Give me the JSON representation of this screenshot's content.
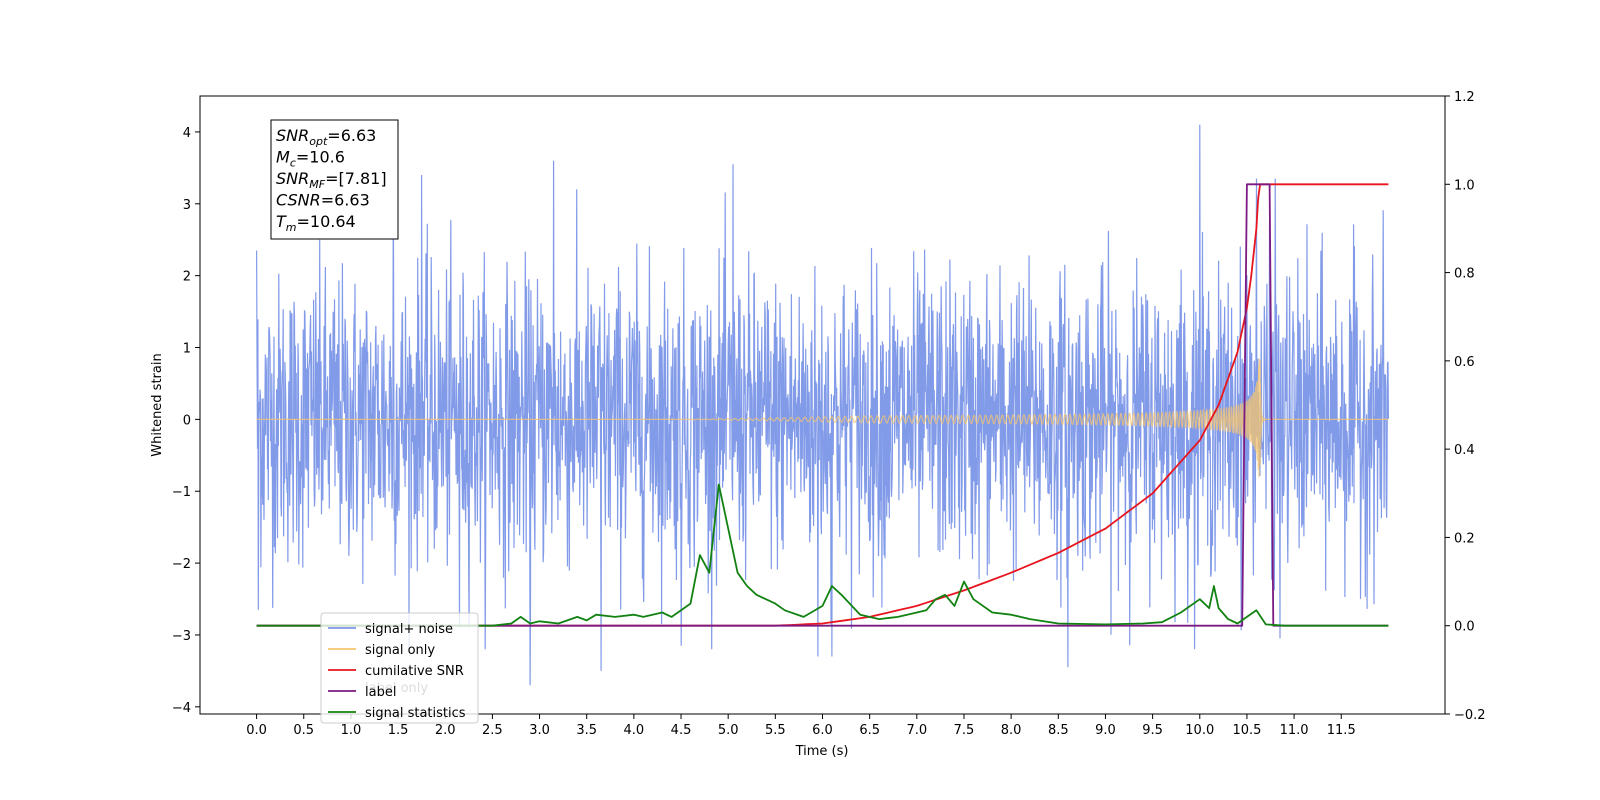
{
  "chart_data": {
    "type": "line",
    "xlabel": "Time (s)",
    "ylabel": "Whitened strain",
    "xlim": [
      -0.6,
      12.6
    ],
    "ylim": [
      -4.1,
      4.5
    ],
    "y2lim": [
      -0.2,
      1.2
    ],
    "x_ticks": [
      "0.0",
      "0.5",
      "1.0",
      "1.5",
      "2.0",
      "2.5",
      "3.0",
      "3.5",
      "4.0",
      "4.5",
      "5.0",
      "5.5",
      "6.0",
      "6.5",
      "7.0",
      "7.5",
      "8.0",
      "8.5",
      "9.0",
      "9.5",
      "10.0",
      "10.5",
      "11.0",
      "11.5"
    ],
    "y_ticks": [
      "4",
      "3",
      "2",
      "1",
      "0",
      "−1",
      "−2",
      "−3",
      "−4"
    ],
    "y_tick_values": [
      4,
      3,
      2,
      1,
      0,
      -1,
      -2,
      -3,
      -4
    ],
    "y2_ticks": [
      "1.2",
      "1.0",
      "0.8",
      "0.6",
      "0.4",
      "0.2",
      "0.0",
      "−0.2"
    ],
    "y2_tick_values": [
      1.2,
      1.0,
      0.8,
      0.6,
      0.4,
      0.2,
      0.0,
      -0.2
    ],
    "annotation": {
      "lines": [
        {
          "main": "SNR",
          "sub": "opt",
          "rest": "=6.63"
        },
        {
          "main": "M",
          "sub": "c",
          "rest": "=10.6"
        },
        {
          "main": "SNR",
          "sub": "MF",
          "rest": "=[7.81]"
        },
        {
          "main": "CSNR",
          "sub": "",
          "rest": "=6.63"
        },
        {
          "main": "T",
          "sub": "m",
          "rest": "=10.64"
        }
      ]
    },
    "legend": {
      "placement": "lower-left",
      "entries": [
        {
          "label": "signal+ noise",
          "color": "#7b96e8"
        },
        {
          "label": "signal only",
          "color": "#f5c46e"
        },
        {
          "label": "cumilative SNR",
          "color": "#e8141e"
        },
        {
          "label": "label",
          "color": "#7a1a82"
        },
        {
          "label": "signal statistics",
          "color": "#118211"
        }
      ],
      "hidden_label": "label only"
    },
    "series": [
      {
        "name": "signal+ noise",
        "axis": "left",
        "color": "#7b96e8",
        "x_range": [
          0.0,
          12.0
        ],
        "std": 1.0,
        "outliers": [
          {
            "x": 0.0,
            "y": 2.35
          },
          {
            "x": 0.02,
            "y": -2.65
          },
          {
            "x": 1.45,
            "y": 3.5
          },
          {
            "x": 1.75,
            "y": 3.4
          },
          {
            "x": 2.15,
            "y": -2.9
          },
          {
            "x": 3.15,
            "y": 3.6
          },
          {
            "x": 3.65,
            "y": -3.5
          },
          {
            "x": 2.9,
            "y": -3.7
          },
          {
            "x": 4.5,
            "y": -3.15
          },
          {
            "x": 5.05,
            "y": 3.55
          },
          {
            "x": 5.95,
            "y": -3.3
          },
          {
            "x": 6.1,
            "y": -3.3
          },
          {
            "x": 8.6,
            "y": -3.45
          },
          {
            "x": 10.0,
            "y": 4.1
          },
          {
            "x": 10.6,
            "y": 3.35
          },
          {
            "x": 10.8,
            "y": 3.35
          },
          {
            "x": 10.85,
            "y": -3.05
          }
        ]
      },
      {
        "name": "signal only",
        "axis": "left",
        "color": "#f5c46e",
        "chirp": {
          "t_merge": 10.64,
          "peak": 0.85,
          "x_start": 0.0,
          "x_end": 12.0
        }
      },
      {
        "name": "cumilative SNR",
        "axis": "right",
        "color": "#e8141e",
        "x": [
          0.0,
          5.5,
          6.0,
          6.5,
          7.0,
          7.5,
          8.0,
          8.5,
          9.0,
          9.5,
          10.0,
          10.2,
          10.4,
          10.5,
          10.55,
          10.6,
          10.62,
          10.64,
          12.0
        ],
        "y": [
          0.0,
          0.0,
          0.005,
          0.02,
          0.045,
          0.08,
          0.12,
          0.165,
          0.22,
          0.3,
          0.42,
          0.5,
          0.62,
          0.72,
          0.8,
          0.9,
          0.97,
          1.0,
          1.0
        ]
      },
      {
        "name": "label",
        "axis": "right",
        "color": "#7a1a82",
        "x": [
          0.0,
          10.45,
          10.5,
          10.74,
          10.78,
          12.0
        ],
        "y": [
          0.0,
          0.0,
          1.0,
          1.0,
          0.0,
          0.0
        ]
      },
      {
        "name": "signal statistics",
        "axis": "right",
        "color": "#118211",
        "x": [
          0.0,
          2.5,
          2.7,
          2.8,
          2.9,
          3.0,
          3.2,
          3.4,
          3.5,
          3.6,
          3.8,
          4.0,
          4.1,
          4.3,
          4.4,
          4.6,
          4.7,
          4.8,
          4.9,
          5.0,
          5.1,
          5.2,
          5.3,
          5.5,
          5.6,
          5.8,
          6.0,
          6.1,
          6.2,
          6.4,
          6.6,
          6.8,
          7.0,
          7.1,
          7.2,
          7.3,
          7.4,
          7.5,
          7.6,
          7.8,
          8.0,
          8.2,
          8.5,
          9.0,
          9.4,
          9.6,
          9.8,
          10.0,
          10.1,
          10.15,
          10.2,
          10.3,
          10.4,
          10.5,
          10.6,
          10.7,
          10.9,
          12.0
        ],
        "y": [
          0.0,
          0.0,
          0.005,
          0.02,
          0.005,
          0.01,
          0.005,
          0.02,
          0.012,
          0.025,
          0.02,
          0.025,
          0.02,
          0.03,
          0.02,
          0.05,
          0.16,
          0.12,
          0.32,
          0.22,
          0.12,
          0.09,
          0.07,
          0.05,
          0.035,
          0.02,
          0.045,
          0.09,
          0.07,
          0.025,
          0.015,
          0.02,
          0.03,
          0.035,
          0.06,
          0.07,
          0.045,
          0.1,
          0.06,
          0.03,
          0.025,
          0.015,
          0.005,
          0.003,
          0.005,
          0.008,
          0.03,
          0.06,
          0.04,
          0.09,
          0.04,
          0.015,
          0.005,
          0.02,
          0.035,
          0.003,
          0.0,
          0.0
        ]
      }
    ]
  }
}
#####
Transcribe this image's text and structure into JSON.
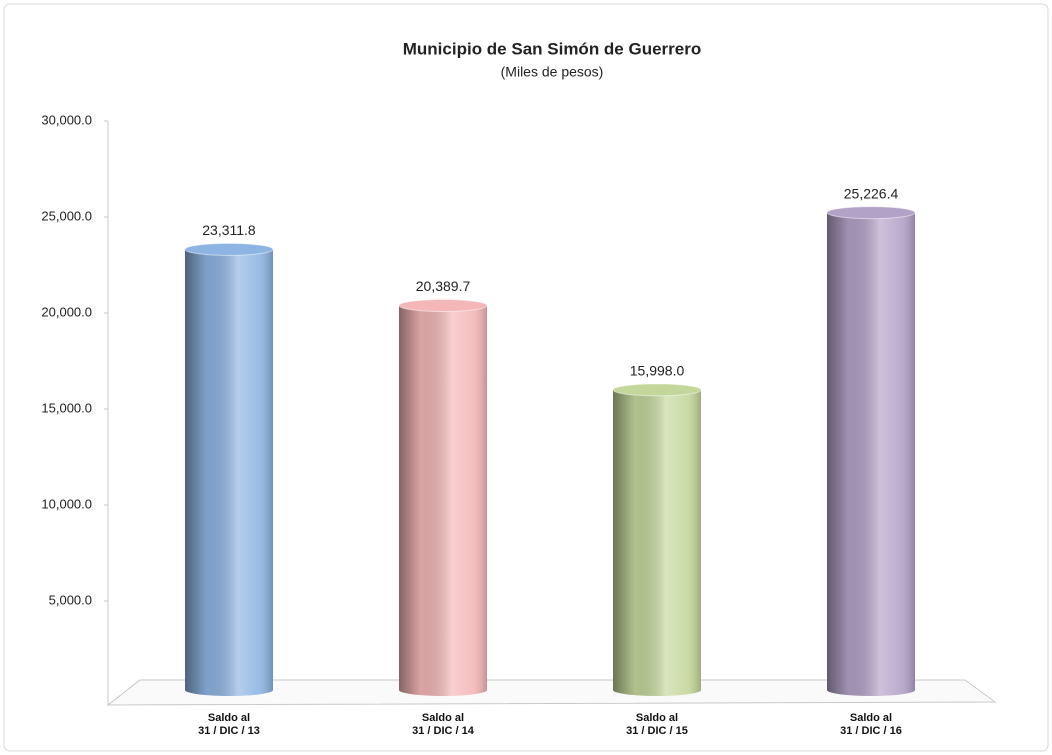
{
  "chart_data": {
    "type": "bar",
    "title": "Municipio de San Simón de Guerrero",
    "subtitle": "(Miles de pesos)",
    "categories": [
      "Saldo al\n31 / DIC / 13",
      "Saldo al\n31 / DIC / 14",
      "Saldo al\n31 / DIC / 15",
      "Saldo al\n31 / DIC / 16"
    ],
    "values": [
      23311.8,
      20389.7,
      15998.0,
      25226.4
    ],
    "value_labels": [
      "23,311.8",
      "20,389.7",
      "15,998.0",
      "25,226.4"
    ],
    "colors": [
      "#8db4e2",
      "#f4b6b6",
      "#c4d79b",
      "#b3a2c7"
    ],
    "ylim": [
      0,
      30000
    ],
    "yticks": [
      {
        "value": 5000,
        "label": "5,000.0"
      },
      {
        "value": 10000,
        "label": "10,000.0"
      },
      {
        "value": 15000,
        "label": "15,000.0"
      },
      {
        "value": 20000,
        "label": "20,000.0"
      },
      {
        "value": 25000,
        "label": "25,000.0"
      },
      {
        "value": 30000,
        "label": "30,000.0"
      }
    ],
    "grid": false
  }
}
#####
### Goal of the exercise:
Filter out all lines lacking the word "only" and copy the rest.

### Result below:
          "label": "signal only",
      "hidden_label": "label only"
        "name": "signal only",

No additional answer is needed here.